What you will do => Copy out the lines that have "永葆共产党人先进本色" in them.

-- START Information supplied --

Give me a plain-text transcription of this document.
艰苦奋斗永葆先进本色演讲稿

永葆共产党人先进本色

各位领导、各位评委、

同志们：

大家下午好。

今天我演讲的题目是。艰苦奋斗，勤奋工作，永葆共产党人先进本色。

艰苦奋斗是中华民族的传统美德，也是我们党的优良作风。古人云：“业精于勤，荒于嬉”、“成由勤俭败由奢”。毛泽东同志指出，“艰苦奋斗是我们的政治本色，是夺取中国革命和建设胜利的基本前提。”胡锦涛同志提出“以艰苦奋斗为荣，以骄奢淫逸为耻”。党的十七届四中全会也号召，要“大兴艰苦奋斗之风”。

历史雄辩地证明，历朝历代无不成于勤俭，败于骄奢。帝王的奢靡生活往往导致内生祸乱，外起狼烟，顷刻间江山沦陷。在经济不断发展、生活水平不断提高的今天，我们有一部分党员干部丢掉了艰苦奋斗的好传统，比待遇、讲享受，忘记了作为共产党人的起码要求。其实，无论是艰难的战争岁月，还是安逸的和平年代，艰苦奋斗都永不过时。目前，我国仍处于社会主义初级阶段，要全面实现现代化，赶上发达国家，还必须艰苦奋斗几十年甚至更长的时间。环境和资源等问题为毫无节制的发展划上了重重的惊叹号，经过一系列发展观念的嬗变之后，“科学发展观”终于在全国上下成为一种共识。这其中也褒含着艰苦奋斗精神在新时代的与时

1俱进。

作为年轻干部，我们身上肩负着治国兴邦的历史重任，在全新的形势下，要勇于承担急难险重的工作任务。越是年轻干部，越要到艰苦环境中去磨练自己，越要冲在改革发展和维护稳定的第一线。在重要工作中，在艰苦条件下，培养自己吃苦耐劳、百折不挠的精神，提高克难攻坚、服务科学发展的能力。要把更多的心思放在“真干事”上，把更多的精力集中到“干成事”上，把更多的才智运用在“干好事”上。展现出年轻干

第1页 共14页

-- END Information supplied --

Written response =>
永葆共产党人先进本色
今天我演讲的题目是。艰苦奋斗，勤奋工作，永葆共产党人先进本色。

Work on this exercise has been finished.